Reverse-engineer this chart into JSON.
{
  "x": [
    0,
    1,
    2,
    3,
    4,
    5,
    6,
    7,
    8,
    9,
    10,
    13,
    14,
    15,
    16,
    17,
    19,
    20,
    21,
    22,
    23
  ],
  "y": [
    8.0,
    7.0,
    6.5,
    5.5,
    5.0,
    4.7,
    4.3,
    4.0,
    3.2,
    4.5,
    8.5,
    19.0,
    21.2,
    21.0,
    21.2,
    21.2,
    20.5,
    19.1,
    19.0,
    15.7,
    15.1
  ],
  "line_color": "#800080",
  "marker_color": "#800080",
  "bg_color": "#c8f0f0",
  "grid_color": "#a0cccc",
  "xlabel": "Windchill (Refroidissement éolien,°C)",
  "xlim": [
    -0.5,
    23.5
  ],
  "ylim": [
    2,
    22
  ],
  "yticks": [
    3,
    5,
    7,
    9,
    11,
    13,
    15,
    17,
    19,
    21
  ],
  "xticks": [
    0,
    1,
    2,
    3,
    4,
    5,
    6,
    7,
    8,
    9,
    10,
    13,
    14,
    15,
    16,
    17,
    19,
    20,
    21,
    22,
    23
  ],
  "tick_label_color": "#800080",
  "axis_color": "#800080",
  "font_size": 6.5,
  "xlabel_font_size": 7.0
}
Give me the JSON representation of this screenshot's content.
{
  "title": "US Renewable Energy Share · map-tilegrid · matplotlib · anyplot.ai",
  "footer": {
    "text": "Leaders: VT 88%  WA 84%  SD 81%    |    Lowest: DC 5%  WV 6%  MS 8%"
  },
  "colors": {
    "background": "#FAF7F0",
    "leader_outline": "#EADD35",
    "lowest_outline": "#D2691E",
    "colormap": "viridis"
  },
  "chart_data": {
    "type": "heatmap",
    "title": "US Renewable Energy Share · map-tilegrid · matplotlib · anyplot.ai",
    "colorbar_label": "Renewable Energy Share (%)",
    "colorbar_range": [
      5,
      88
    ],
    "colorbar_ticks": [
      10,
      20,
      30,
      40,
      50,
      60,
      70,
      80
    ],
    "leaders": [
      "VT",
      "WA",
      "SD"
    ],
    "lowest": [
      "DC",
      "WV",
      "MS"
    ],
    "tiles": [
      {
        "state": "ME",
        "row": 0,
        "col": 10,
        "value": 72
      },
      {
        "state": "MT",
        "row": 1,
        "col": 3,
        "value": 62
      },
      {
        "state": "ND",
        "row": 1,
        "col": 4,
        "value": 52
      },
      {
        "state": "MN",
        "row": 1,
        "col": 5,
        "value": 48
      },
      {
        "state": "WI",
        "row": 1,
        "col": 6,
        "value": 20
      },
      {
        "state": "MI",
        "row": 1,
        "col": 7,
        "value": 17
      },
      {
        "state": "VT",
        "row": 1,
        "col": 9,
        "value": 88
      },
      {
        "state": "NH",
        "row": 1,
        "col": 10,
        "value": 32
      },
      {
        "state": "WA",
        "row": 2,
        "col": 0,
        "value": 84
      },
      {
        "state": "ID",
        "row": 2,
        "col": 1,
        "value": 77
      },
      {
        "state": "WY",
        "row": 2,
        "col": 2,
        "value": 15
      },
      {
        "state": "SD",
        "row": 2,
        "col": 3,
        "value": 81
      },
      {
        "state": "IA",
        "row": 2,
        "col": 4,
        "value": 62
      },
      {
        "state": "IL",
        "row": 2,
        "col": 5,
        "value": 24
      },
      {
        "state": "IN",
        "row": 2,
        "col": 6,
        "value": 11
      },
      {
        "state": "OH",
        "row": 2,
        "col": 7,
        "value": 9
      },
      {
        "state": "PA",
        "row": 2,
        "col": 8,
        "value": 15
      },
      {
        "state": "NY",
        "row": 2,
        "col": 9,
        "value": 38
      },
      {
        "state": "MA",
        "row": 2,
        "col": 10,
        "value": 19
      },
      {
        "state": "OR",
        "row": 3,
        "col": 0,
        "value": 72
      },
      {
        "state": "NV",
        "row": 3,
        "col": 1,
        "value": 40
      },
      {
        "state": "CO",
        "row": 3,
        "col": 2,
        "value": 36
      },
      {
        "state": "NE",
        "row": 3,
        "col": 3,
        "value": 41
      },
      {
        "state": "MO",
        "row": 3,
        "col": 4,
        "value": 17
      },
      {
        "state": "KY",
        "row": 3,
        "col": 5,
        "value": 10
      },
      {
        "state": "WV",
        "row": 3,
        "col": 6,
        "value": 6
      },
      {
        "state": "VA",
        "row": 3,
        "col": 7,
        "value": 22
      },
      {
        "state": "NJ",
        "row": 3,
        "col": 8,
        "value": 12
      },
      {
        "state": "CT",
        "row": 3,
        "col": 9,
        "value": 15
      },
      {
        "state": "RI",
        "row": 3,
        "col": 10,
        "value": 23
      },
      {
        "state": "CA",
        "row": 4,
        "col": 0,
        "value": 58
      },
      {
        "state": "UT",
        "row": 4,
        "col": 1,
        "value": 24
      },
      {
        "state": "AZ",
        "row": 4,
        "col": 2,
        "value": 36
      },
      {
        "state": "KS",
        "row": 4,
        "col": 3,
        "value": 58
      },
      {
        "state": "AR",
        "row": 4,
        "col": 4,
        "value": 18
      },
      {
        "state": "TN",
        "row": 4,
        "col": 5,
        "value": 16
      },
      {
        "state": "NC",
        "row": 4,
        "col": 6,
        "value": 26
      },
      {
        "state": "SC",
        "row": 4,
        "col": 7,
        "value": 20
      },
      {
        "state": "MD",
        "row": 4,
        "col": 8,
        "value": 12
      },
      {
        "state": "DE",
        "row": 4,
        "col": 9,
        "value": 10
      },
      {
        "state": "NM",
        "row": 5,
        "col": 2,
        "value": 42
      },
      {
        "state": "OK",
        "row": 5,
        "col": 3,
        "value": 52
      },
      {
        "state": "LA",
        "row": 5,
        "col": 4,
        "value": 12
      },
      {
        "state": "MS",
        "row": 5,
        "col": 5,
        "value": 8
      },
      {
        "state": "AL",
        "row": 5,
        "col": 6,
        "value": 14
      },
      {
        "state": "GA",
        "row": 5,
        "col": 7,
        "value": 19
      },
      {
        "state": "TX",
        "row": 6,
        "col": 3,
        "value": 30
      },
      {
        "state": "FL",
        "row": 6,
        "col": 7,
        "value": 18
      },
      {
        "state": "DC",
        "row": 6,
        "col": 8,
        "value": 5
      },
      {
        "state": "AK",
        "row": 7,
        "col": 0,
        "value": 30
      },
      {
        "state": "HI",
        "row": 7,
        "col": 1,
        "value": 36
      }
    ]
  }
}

.....

• The request
The records above should be returned exactly.

• Finished task
Reverse-engineer this chart into JSON.
{
  "x": [
    0,
    1,
    2,
    3,
    4,
    5,
    6,
    7,
    8,
    9,
    10,
    13,
    14,
    15,
    16,
    17,
    19,
    20,
    21,
    22,
    23
  ],
  "y": [
    8.0,
    7.0,
    6.5,
    5.5,
    5.0,
    4.7,
    4.3,
    4.0,
    3.2,
    4.5,
    8.5,
    19.0,
    21.2,
    21.0,
    21.2,
    21.2,
    20.5,
    19.1,
    19.0,
    15.7,
    15.1
  ],
  "line_color": "#800080",
  "marker_color": "#800080",
  "bg_color": "#c8f0f0",
  "grid_color": "#a0cccc",
  "xlabel": "Windchill (Refroidissement éolien,°C)",
  "xlim": [
    -0.5,
    23.5
  ],
  "ylim": [
    2,
    22
  ],
  "yticks": [
    3,
    5,
    7,
    9,
    11,
    13,
    15,
    17,
    19,
    21
  ],
  "xticks": [
    0,
    1,
    2,
    3,
    4,
    5,
    6,
    7,
    8,
    9,
    10,
    13,
    14,
    15,
    16,
    17,
    19,
    20,
    21,
    22,
    23
  ],
  "tick_label_color": "#800080",
  "axis_color": "#800080",
  "font_size": 6.5,
  "xlabel_font_size": 7.0
}
Give me the JSON representation of this screenshot's content.
{
  "title": "US Renewable Energy Share · map-tilegrid · matplotlib · anyplot.ai",
  "footer": {
    "text": "Leaders: VT 88%  WA 84%  SD 81%    |    Lowest: DC 5%  WV 6%  MS 8%"
  },
  "colors": {
    "background": "#FAF7F0",
    "leader_outline": "#EADD35",
    "lowest_outline": "#D2691E",
    "colormap": "viridis"
  },
  "chart_data": {
    "type": "heatmap",
    "title": "US Renewable Energy Share · map-tilegrid · matplotlib · anyplot.ai",
    "colorbar_label": "Renewable Energy Share (%)",
    "colorbar_range": [
      5,
      88
    ],
    "colorbar_ticks": [
      10,
      20,
      30,
      40,
      50,
      60,
      70,
      80
    ],
    "leaders": [
      "VT",
      "WA",
      "SD"
    ],
    "lowest": [
      "DC",
      "WV",
      "MS"
    ],
    "tiles": [
      {
        "state": "ME",
        "row": 0,
        "col": 10,
        "value": 72
      },
      {
        "state": "MT",
        "row": 1,
        "col": 3,
        "value": 62
      },
      {
        "state": "ND",
        "row": 1,
        "col": 4,
        "value": 52
      },
      {
        "state": "MN",
        "row": 1,
        "col": 5,
        "value": 48
      },
      {
        "state": "WI",
        "row": 1,
        "col": 6,
        "value": 20
      },
      {
        "state": "MI",
        "row": 1,
        "col": 7,
        "value": 17
      },
      {
        "state": "VT",
        "row": 1,
        "col": 9,
        "value": 88
      },
      {
        "state": "NH",
        "row": 1,
        "col": 10,
        "value": 32
      },
      {
        "state": "WA",
        "row": 2,
        "col": 0,
        "value": 84
      },
      {
        "state": "ID",
        "row": 2,
        "col": 1,
        "value": 77
      },
      {
        "state": "WY",
        "row": 2,
        "col": 2,
        "value": 15
      },
      {
        "state": "SD",
        "row": 2,
        "col": 3,
        "value": 81
      },
      {
        "state": "IA",
        "row": 2,
        "col": 4,
        "value": 62
      },
      {
        "state": "IL",
        "row": 2,
        "col": 5,
        "value": 24
      },
      {
        "state": "IN",
        "row": 2,
        "col": 6,
        "value": 11
      },
      {
        "state": "OH",
        "row": 2,
        "col": 7,
        "value": 9
      },
      {
        "state": "PA",
        "row": 2,
        "col": 8,
        "value": 15
      },
      {
        "state": "NY",
        "row": 2,
        "col": 9,
        "value": 38
      },
      {
        "state": "MA",
        "row": 2,
        "col": 10,
        "value": 19
      },
      {
        "state": "OR",
        "row": 3,
        "col": 0,
        "value": 72
      },
      {
        "state": "NV",
        "row": 3,
        "col": 1,
        "value": 40
      },
      {
        "state": "CO",
        "row": 3,
        "col": 2,
        "value": 36
      },
      {
        "state": "NE",
        "row": 3,
        "col": 3,
        "value": 41
      },
      {
        "state": "MO",
        "row": 3,
        "col": 4,
        "value": 17
      },
      {
        "state": "KY",
        "row": 3,
        "col": 5,
        "value": 10
      },
      {
        "state": "WV",
        "row": 3,
        "col": 6,
        "value": 6
      },
      {
        "state": "VA",
        "row": 3,
        "col": 7,
        "value": 22
      },
      {
        "state": "NJ",
        "row": 3,
        "col": 8,
        "value": 12
      },
      {
        "state": "CT",
        "row": 3,
        "col": 9,
        "value": 15
      },
      {
        "state": "RI",
        "row": 3,
        "col": 10,
        "value": 23
      },
      {
        "state": "CA",
        "row": 4,
        "col": 0,
        "value": 58
      },
      {
        "state": "UT",
        "row": 4,
        "col": 1,
        "value": 24
      },
      {
        "state": "AZ",
        "row": 4,
        "col": 2,
        "value": 36
      },
      {
        "state": "KS",
        "row": 4,
        "col": 3,
        "value": 58
      },
      {
        "state": "AR",
        "row": 4,
        "col": 4,
        "value": 18
      },
      {
        "state": "TN",
        "row": 4,
        "col": 5,
        "value": 16
      },
      {
        "state": "NC",
        "row": 4,
        "col": 6,
        "value": 26
      },
      {
        "state": "SC",
        "row": 4,
        "col": 7,
        "value": 20
      },
      {
        "state": "MD",
        "row": 4,
        "col": 8,
        "value": 12
      },
      {
        "state": "DE",
        "row": 4,
        "col": 9,
        "value": 10
      },
      {
        "state": "NM",
        "row": 5,
        "col": 2,
        "value": 42
      },
      {
        "state": "OK",
        "row": 5,
        "col": 3,
        "value": 52
      },
      {
        "state": "LA",
        "row": 5,
        "col": 4,
        "value": 12
      },
      {
        "state": "MS",
        "row": 5,
        "col": 5,
        "value": 8
      },
      {
        "state": "AL",
        "row": 5,
        "col": 6,
        "value": 14
      },
      {
        "state": "GA",
        "row": 5,
        "col": 7,
        "value": 19
      },
      {
        "state": "TX",
        "row": 6,
        "col": 3,
        "value": 30
      },
      {
        "state": "FL",
        "row": 6,
        "col": 7,
        "value": 18
      },
      {
        "state": "DC",
        "row": 6,
        "col": 8,
        "value": 5
      },
      {
        "state": "AK",
        "row": 7,
        "col": 0,
        "value": 30
      },
      {
        "state": "HI",
        "row": 7,
        "col": 1,
        "value": 36
      }
    ]
  }
}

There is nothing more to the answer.